Set exercise -
Pull each line holding "在极坐标系中" out of the entries below.

Data shown -
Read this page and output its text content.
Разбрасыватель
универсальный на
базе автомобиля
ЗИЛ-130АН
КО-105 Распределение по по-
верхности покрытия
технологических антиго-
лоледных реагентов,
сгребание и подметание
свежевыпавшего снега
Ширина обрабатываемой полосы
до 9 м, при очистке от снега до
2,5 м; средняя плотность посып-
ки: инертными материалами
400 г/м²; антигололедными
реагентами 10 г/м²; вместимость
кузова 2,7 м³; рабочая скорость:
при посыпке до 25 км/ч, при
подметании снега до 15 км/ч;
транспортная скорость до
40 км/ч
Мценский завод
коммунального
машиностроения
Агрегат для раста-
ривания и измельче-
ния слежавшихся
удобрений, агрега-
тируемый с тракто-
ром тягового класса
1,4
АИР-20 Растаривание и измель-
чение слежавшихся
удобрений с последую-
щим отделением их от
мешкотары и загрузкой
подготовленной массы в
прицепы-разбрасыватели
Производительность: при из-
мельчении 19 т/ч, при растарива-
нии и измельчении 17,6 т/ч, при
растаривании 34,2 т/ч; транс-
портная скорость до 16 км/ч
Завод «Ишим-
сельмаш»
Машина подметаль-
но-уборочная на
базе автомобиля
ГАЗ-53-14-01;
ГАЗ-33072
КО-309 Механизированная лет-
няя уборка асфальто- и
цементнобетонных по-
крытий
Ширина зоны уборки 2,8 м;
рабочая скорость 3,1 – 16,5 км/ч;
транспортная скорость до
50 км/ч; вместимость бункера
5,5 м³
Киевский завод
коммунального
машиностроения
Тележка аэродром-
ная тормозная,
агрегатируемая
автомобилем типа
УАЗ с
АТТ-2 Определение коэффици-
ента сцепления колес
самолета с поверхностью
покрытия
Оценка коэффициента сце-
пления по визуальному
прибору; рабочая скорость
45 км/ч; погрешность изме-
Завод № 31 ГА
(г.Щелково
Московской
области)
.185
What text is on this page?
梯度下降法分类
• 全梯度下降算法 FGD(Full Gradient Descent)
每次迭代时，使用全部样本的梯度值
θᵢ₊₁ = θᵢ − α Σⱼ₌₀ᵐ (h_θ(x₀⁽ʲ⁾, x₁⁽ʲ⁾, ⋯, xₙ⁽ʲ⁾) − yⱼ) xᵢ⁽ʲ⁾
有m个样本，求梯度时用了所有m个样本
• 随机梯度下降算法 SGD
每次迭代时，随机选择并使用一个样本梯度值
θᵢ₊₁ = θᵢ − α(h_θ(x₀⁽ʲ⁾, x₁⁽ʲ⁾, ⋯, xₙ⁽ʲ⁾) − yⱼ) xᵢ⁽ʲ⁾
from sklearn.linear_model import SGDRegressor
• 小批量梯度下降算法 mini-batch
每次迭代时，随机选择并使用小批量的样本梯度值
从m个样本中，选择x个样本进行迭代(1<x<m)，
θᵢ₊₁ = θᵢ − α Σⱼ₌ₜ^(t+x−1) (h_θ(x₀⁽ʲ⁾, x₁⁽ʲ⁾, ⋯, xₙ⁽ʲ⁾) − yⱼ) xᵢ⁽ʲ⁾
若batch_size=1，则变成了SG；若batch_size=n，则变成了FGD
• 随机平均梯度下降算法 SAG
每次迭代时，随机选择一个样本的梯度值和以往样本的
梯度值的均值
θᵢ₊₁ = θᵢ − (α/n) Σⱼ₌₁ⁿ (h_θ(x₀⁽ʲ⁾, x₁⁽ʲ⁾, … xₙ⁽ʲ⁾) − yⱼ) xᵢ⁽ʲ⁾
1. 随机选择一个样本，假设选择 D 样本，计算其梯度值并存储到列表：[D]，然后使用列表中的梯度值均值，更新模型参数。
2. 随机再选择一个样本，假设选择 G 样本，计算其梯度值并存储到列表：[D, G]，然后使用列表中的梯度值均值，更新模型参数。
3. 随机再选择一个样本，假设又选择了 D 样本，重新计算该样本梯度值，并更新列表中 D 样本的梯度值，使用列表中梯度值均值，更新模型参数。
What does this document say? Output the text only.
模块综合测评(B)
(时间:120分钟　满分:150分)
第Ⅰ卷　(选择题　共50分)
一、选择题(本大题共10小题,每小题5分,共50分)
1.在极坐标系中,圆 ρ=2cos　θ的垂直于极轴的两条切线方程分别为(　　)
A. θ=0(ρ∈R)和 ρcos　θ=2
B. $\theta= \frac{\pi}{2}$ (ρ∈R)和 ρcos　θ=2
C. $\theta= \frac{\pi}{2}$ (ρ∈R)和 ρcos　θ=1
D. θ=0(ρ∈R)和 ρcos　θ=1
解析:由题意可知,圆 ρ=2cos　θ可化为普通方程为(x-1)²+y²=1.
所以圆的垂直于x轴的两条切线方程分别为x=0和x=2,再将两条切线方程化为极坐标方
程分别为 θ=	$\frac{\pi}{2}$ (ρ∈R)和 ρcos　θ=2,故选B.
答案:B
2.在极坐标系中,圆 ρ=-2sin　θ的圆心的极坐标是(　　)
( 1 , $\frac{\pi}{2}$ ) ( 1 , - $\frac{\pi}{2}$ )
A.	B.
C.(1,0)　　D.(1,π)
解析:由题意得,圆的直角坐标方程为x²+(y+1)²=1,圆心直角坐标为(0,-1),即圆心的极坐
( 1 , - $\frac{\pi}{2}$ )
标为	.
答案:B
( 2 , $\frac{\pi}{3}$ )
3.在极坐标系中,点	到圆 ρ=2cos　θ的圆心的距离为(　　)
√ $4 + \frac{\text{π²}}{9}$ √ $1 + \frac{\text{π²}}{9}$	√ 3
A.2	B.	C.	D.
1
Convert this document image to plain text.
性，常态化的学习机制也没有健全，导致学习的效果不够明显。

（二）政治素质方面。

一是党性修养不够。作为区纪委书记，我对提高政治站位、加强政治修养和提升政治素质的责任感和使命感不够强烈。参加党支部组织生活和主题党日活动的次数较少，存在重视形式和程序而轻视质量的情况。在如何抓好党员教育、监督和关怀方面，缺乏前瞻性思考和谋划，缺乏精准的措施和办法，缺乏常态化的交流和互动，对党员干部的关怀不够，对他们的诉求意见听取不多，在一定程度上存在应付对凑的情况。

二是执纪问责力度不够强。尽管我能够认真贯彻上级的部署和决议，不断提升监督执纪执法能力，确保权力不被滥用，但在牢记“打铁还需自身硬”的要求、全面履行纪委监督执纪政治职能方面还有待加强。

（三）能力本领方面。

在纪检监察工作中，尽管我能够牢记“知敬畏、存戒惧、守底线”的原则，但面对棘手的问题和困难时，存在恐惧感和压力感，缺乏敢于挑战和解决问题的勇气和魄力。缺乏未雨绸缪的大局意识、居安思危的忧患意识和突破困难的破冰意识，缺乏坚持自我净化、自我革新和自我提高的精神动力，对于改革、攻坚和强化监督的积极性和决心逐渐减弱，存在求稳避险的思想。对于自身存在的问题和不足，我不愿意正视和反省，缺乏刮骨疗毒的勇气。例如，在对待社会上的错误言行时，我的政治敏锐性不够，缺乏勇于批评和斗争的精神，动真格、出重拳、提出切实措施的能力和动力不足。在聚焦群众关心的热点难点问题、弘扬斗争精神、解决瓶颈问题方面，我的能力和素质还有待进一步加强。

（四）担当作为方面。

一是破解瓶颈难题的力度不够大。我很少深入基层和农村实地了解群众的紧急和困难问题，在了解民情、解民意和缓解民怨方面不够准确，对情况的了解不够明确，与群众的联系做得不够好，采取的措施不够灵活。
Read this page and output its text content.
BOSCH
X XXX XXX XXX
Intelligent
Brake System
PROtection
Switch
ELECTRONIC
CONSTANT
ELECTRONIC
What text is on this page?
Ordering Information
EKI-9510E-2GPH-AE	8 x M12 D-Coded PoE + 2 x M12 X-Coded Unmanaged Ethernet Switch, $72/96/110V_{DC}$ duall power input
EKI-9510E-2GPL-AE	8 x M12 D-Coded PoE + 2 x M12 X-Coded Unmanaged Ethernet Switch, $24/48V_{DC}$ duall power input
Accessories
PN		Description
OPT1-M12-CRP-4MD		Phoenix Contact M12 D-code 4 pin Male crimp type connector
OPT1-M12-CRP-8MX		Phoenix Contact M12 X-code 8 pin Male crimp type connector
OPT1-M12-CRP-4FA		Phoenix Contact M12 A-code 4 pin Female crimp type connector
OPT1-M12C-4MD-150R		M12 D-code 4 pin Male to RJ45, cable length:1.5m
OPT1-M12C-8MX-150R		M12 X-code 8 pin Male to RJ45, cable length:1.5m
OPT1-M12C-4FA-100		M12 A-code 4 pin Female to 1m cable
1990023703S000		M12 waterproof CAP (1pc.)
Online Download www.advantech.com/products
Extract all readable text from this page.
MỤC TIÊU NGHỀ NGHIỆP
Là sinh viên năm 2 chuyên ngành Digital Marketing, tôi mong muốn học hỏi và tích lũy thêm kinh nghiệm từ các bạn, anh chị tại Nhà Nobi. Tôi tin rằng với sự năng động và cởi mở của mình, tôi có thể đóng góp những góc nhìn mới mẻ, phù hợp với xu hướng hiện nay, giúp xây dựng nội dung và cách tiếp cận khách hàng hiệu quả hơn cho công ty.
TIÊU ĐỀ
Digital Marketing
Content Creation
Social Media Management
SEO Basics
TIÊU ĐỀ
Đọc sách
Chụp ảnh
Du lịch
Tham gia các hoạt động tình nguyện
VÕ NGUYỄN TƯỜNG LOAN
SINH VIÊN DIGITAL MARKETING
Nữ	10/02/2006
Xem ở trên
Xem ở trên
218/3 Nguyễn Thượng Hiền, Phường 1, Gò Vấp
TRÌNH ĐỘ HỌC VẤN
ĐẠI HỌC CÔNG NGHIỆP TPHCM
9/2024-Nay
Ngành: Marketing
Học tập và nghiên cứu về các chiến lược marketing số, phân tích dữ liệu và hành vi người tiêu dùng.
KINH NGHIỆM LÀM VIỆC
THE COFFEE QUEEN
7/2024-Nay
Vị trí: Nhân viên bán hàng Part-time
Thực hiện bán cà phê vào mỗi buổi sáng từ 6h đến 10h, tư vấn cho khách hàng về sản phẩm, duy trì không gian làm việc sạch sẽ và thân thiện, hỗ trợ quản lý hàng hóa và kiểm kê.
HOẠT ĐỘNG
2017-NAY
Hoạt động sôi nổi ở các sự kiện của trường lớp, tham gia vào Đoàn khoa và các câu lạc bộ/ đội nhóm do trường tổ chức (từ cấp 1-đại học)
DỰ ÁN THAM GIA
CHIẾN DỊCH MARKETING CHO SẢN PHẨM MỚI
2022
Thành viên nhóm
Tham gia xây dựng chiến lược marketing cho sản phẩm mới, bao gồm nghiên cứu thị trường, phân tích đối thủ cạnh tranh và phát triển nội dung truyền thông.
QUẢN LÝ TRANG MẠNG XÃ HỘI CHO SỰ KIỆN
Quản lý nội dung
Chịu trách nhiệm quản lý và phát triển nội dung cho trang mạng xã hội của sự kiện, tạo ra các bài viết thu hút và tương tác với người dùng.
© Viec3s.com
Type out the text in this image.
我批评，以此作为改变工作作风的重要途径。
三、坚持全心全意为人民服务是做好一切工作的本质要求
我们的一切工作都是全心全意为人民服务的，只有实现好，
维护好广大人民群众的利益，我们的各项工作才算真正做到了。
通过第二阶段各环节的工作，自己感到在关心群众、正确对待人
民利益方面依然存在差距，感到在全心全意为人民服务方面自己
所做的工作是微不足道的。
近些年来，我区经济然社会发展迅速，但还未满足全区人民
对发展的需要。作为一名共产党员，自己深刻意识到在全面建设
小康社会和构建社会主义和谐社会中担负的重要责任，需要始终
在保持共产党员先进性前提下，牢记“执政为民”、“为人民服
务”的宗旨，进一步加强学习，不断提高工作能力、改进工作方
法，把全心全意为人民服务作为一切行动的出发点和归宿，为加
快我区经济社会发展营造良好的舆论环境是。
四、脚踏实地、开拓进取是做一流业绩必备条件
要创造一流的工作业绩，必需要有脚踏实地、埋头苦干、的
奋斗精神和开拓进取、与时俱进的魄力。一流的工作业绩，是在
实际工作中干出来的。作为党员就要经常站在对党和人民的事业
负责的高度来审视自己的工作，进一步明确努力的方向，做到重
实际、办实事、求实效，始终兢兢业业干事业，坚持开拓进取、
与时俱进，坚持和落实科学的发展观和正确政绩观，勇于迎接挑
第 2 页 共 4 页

Solution to this task -
1.在极坐标系中,圆 ρ=2cos　θ的垂直于极轴的两条切线方程分别为(　　)
2.在极坐标系中,圆 ρ=-2sin　θ的圆心的极坐标是(　　)
3.在极坐标系中,点	到圆 ρ=2cos　θ的圆心的距离为(　　)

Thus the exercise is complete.